* Written request a
Write out the post about identifying with Anya from Buffy, The Vampire Slayer in full, word for word.

Tonight a friend asked me which fictional character I identified with. We had been discussing Buffy, The Vampire Slayer (my favorite tv show). And I think it's Anya. For those of you who don't know, she was a human done wrong by her man, became a vengeance demon for 1000 years and because of a bad deal became human again. We see her re-learn to feel human emotions. She falls in love, feels hurt, can't understand why humans don't just say what they mean and basically be very blunt. But the moment she shines as truly human is when Buffy's mom dies. She doesn't understand. She doesn't know what to do or how to deal with it.
A lot of the time, I just want people to explain why to me. Why can't we help poor people? Why can't we take care of our veterans? Why can't people have access to healthcare? Why does everyone leave me? Yeah. I went there. I'm pretty obsessed with that right now. But no one will ever tell me why. They just expect me to understand like it's blatantly obvious. I feel like Anya a lot these days.

* Information given
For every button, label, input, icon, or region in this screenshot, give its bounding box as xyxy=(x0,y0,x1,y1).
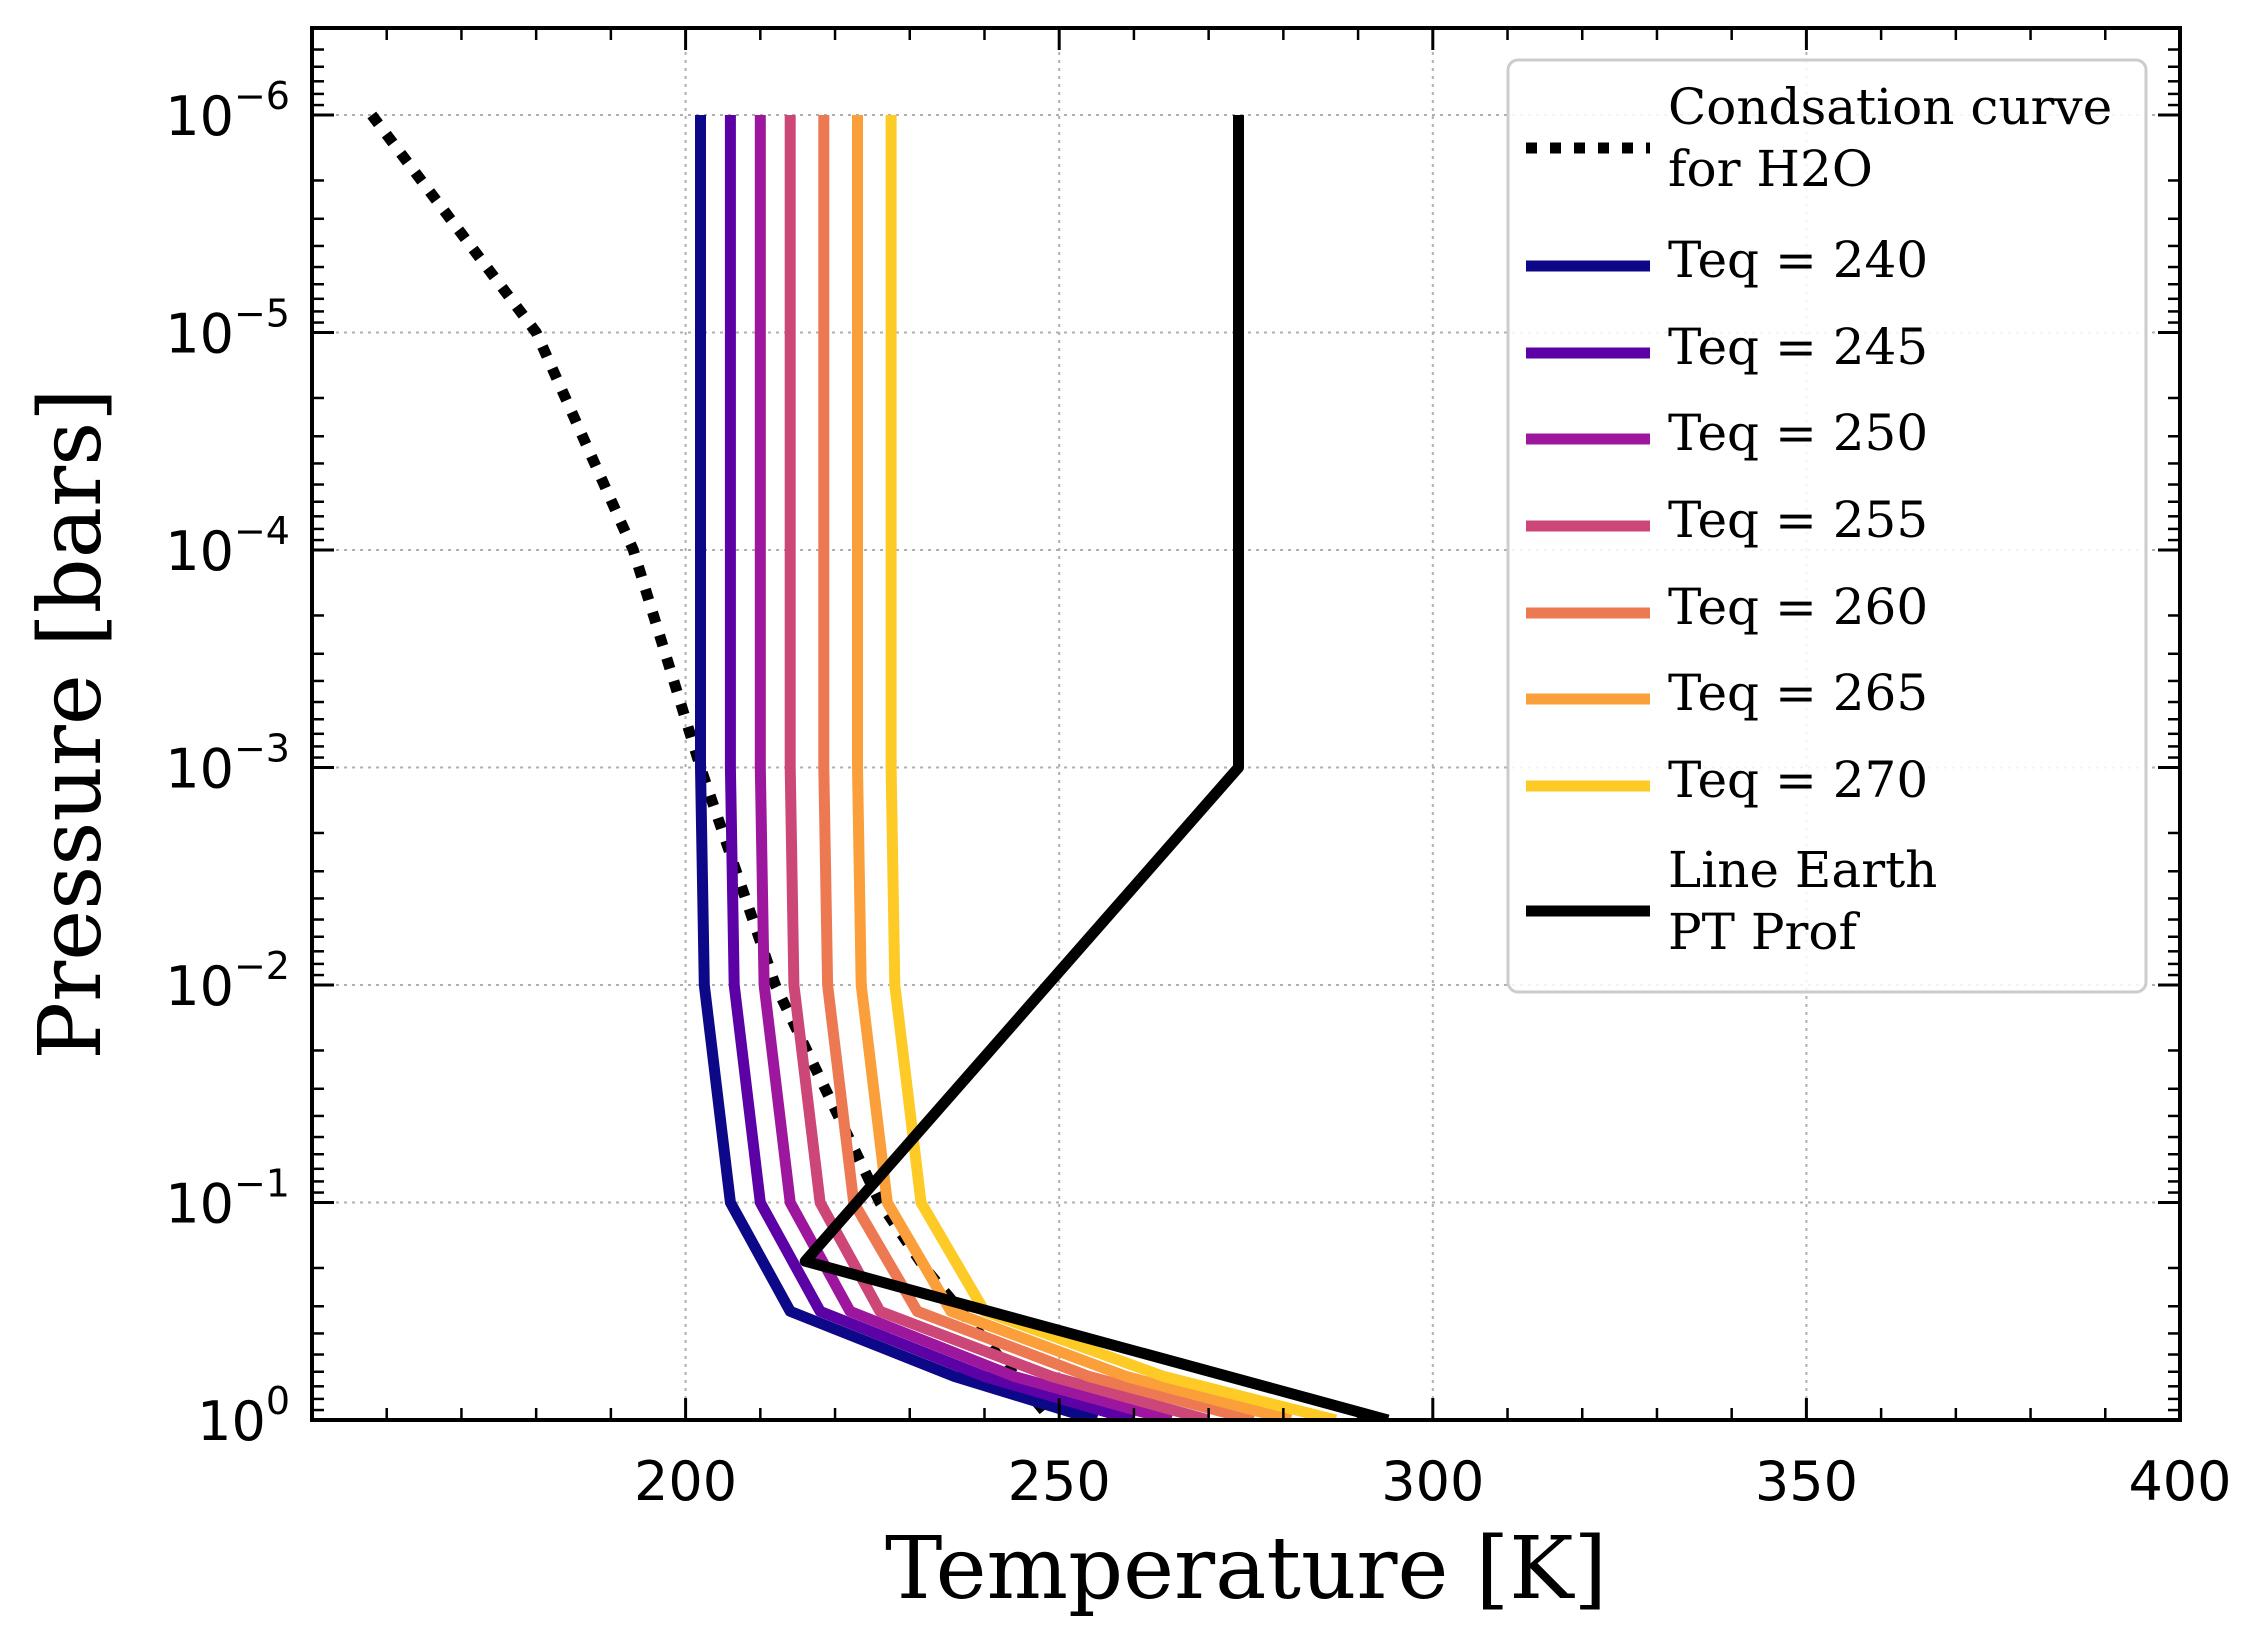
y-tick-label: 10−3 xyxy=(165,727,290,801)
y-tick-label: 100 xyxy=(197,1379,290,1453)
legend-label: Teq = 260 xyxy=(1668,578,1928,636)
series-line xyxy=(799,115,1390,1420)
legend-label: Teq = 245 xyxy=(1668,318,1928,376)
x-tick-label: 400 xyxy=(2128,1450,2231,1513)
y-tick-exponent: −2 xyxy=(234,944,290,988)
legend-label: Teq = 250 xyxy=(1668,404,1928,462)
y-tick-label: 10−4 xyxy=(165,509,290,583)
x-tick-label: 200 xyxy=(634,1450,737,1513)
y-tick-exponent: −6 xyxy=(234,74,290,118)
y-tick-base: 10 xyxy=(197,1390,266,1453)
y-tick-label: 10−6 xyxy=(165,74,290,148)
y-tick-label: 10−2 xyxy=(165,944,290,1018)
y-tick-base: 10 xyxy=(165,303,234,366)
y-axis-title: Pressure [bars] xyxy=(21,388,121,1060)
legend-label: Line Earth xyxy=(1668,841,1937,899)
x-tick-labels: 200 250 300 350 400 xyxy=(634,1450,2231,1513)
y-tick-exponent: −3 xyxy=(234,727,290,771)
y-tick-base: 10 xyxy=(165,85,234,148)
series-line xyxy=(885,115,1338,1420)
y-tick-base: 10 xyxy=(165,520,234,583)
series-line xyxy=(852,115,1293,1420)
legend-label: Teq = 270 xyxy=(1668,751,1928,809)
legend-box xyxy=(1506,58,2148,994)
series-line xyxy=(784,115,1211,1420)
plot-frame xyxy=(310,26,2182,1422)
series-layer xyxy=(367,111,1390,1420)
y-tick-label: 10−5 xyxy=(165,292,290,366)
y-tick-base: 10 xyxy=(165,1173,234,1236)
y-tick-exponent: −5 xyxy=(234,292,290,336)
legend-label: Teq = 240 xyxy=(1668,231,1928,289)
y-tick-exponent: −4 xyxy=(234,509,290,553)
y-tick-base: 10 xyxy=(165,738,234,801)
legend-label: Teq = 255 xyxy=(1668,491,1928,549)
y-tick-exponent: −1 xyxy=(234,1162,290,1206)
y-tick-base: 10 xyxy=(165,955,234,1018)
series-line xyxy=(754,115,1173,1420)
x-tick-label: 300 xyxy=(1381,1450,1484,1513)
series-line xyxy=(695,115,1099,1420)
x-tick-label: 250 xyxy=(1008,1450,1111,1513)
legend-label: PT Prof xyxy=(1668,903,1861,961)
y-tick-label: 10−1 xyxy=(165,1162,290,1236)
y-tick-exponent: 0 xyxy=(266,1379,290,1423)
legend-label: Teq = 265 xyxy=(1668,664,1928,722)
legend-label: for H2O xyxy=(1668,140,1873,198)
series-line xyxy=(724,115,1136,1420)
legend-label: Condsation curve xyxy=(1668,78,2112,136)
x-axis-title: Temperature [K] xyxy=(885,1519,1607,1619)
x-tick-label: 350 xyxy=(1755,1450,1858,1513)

--

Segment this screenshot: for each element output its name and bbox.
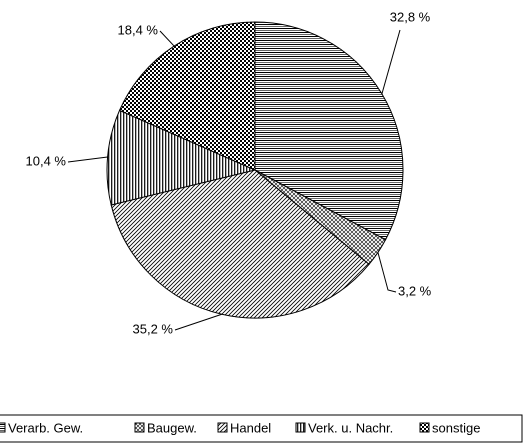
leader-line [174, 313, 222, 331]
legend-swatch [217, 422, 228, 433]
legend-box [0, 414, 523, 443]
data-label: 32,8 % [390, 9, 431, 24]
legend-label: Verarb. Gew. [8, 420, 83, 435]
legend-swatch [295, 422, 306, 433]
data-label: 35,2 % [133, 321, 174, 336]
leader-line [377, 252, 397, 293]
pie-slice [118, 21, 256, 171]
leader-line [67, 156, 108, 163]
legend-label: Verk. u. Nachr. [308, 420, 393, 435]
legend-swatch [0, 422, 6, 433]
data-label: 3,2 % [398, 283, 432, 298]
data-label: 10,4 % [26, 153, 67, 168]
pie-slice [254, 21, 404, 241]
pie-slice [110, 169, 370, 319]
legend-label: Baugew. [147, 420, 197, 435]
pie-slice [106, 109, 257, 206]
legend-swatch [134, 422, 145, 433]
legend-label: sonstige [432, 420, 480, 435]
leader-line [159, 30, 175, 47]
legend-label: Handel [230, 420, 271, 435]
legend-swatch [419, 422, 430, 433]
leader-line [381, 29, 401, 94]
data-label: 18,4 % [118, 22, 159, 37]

...

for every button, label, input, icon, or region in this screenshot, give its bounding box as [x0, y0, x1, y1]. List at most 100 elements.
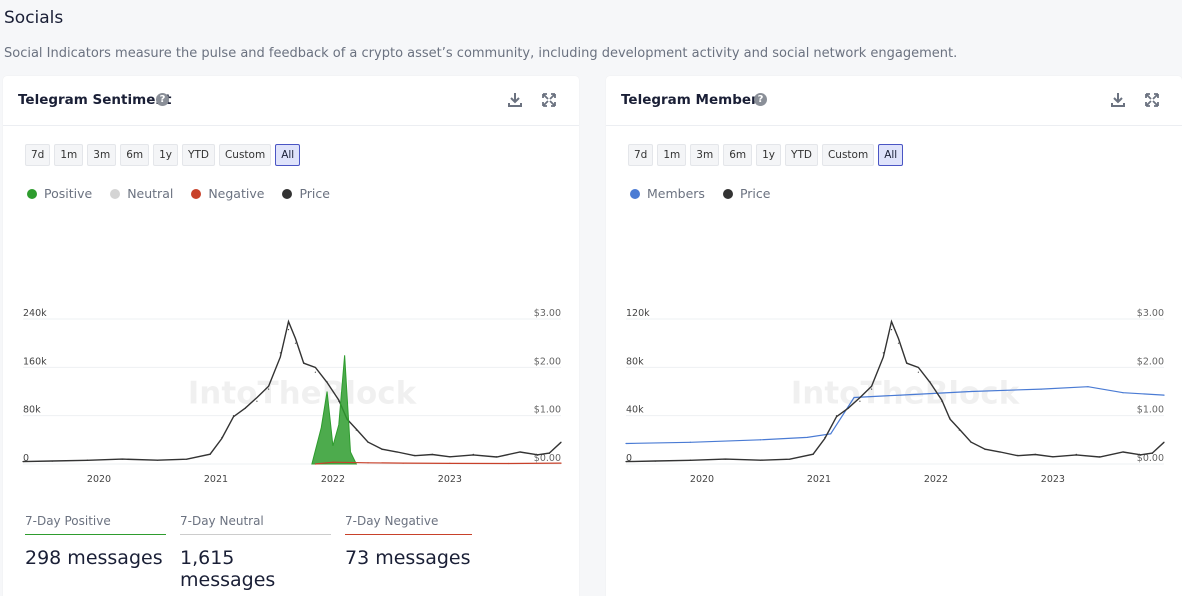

* Written request b
Reproduce the lines of the records starting at the one containing "box as xyxy=(x0,y0,x1,y1)." and ending at the one containing "y-tick-base: 10 xyxy=(197,1390,266,1453)", renaming "legend-label" to "key-label" and changing nothing else. Give only those lines, with the pictures left out.

* Written answer a
Tonight a friend asked me which fictional character I identified with. We had been discussing Buffy, The Vampire Slayer (my favorite tv show). And I think it's Anya. For those of you who don't know, she was a human done wrong by her man, became a vengeance demon for 1000 years and because of a bad deal became human again. We see her re-learn to feel human emotions. She falls in love, feels hurt, can't understand why humans don't just say what they mean and basically be very blunt. But the moment she shines as truly human is when Buffy's mom dies. She doesn't understand. She doesn't know what to do or how to deal with it.
A lot of the time, I just want people to explain why to me. Why can't we help poor people? Why can't we take care of our veterans? Why can't people have access to healthcare? Why does everyone leave me? Yeah. I went there. I'm pretty obsessed with that right now. But no one will ever tell me why. They just expect me to understand like it's blatantly obvious. I feel like Anya a lot these days.

* Written answer b
For every button, label, input, icon, or region in this screenshot, give its bounding box as xyxy=(x0,y0,x1,y1).
y-tick-label: 10−3 xyxy=(165,727,290,801)
y-tick-label: 100 xyxy=(197,1379,290,1453)
key-label: Teq = 260 xyxy=(1668,578,1928,636)
series-line xyxy=(799,115,1390,1420)
key-label: Teq = 245 xyxy=(1668,318,1928,376)
x-tick-label: 400 xyxy=(2128,1450,2231,1513)
y-tick-exponent: −2 xyxy=(234,944,290,988)
key-label: Teq = 250 xyxy=(1668,404,1928,462)
y-tick-label: 10−4 xyxy=(165,509,290,583)
x-tick-label: 200 xyxy=(634,1450,737,1513)
y-tick-exponent: −6 xyxy=(234,74,290,118)
y-tick-base: 10 xyxy=(197,1390,266,1453)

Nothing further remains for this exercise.